───── Supplied passage
A commonly employed drift monitor in LA-ICP-MS analysis is the trace element doped soda lime glass NIST 610. However, a low-dilution Li-tetraborate glass has a much lower and more uniform ablation sensitivity (net analyte LA-ICP-MS intensity divided by mass fraction) than a soda lime glass (Fig. 1). In our initial work we found the accuracy of many elements to be compromised due to the use of NIST 610 as the drift monitor. To drift correct with a more closely matrix-matched monitor, with ablation characteristics like our Li-borate flux-fused glasses, we cast an artificial drift monitor with basaltic andesite bulk composition, doped with several powdered minerals such as zircon and garnet to provide strong trace element signals, as a low-dilution (1:2) Li-tetraborate glass pellet. This produced a drift monitor with very similar ablation characteristics to the RMs and unknowns being measured: the sensitivity of any element in the monitor equals the median of the sensitivities of the same element in the flux-fused RMs (Fig. 1).

## RM mass fraction choices

In selecting RMs to employ for both calibration and validation, the ideal requirements are: (1) RMs that are well-characterized for more than 40 element mass fractions, and (2) RMs that would provide a wide range of mass fraction values for every element of interest. These constraints are not always attainable; satisfaction of the second goal sometimes requires relaxation of the first. Most especially, problems with uncertainty are encountered with the published values for several RMs, especially HREEs in several GSJ reference samples (Fig. 2); these issues were noted in earlier work by Orihashi and Hirata (2003). For example, the initial published data (Imai *et al.* 1999) for JR-3 for Dy and Ho were derived from fewer than five reporting laboratories and had very large uncertainties. Data for Er, with extremely large uncertainties, were derived from only three reporting laboratories, and no ‘recommended’ value for Tm was proposed. In all these cases collection and evaluation of post-publication data compiled by GeoREM (Jochum *et al.* 2005) were used to update the values. Most often, the median of the data determined during the past two decades was selected, but in a few cases the values reported by labs that we regard as highly reliable (e.g. Korotev 1996) were chosen. The RM element mass fractions adopted are compiled in Supplementary Table 3.
──────────
───── Recorded data
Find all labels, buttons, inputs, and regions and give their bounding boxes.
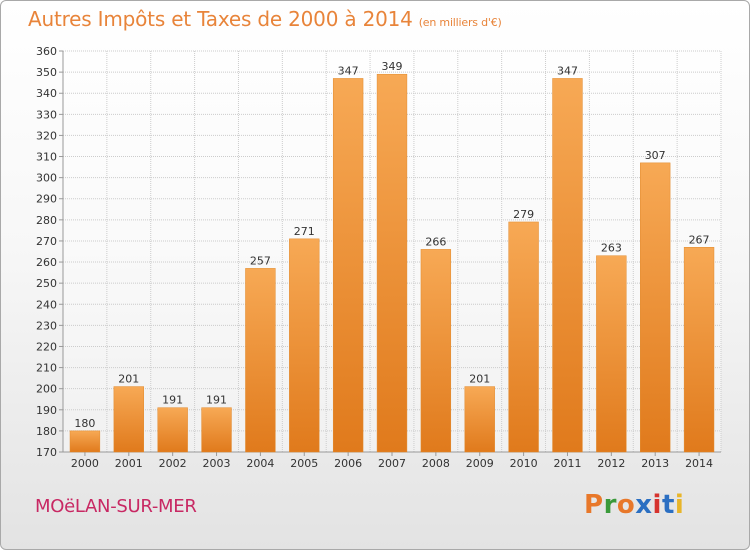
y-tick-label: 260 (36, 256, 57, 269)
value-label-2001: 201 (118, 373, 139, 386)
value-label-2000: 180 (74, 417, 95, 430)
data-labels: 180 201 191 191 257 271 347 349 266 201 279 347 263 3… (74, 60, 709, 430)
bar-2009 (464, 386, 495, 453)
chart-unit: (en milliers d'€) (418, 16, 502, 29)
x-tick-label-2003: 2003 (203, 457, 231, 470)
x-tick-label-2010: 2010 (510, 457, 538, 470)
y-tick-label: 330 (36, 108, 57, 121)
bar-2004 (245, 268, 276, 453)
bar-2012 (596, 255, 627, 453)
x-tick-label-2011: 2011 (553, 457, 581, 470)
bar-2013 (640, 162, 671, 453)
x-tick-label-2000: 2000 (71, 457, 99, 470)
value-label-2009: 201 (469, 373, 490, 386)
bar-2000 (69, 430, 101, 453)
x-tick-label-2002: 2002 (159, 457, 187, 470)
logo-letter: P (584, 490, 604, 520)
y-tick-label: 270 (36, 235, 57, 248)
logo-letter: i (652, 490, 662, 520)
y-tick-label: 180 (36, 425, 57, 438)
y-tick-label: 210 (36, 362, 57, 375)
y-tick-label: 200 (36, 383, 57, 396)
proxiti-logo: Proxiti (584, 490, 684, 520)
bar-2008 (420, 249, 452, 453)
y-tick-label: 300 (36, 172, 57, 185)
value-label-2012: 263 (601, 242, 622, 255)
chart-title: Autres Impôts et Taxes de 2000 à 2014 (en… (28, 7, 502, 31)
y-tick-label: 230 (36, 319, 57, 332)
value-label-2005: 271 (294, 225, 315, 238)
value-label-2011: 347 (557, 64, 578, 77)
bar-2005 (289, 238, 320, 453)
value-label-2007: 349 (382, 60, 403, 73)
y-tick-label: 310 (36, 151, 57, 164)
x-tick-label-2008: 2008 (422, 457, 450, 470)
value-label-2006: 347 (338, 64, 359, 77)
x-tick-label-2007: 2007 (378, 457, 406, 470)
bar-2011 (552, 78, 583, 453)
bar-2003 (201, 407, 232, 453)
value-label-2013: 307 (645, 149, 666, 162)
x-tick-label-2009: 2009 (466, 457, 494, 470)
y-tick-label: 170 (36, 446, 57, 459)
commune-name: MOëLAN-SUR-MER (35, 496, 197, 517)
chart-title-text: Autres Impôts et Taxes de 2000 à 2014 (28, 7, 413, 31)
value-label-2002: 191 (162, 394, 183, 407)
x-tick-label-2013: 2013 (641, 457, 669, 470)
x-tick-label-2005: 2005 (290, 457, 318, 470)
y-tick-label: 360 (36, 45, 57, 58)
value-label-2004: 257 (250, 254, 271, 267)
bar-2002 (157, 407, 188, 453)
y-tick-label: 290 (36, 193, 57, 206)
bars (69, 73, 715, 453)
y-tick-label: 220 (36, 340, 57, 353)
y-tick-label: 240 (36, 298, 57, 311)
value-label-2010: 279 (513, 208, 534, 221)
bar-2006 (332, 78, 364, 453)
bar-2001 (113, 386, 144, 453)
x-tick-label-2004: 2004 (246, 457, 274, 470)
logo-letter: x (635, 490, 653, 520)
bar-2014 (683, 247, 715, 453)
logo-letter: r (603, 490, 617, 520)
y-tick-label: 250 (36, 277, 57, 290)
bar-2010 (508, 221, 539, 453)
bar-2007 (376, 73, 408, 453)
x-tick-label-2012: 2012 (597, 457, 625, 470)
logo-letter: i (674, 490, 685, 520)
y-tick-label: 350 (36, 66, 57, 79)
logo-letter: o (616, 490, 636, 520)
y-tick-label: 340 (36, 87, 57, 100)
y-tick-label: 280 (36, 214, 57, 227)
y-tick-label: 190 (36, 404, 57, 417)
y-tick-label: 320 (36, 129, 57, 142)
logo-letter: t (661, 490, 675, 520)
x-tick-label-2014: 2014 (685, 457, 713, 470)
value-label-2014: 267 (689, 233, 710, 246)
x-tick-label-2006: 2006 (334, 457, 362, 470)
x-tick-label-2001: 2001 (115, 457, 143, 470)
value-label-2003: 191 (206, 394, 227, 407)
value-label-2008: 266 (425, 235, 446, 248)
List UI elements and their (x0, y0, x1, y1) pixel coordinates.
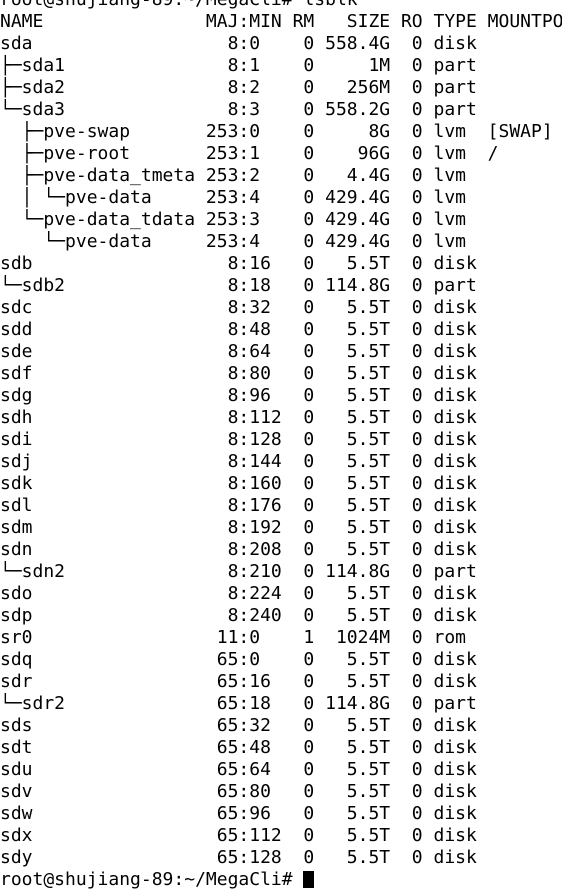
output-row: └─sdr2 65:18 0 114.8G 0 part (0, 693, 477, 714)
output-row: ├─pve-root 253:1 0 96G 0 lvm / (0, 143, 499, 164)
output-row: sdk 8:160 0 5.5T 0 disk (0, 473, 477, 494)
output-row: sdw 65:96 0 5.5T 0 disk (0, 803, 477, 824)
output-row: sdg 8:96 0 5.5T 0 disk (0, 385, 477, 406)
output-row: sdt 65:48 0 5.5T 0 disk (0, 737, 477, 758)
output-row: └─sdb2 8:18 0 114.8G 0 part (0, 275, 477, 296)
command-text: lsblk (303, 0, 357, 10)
──────────
— Exercise aim —
Please state the bulk composition given to the artificial drift monitor in the LA-ICP-MS passage. The rows are drawn from a separate source.

— Answer below —
Basaltic andesite.